------ Data ------

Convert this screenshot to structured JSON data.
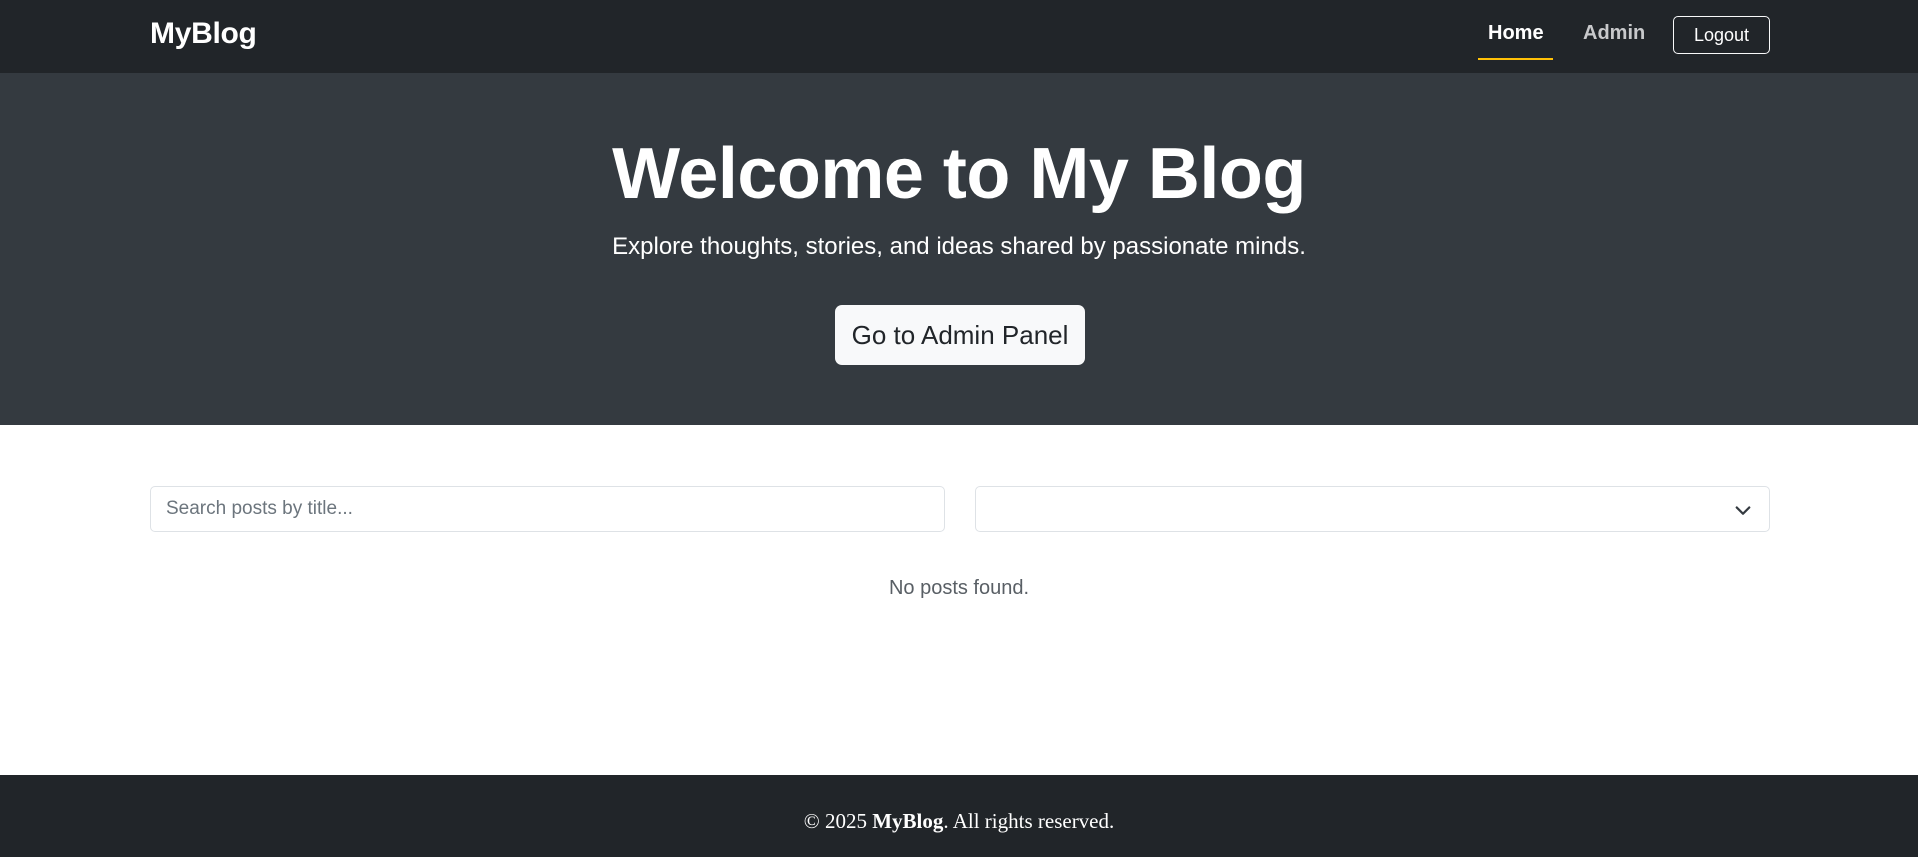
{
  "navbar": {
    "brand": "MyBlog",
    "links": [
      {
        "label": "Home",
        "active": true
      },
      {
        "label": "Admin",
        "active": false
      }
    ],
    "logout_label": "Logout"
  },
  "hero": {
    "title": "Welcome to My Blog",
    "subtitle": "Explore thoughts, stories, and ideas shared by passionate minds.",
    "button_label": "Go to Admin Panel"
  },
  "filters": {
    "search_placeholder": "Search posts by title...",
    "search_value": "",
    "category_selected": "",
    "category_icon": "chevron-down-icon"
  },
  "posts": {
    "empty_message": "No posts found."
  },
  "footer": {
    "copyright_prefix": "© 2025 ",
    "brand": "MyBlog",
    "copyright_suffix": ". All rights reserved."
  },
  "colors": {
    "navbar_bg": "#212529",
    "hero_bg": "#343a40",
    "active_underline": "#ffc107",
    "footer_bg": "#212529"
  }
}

------

_Stated problem_
Make an exact copy of every entry above, minus the images.

_Answer to this task_
Convert this screenshot to structured JSON data.
{
  "navbar": {
    "brand": "MyBlog",
    "links": [
      {
        "label": "Home",
        "active": true
      },
      {
        "label": "Admin",
        "active": false
      }
    ],
    "logout_label": "Logout"
  },
  "hero": {
    "title": "Welcome to My Blog",
    "subtitle": "Explore thoughts, stories, and ideas shared by passionate minds.",
    "button_label": "Go to Admin Panel"
  },
  "filters": {
    "search_placeholder": "Search posts by title...",
    "search_value": "",
    "category_selected": "",
    "category_icon": "chevron-down-icon"
  },
  "posts": {
    "empty_message": "No posts found."
  },
  "footer": {
    "copyright_prefix": "© 2025 ",
    "brand": "MyBlog",
    "copyright_suffix": ". All rights reserved."
  },
  "colors": {
    "navbar_bg": "#212529",
    "hero_bg": "#343a40",
    "active_underline": "#ffc107",
    "footer_bg": "#212529"
  }
}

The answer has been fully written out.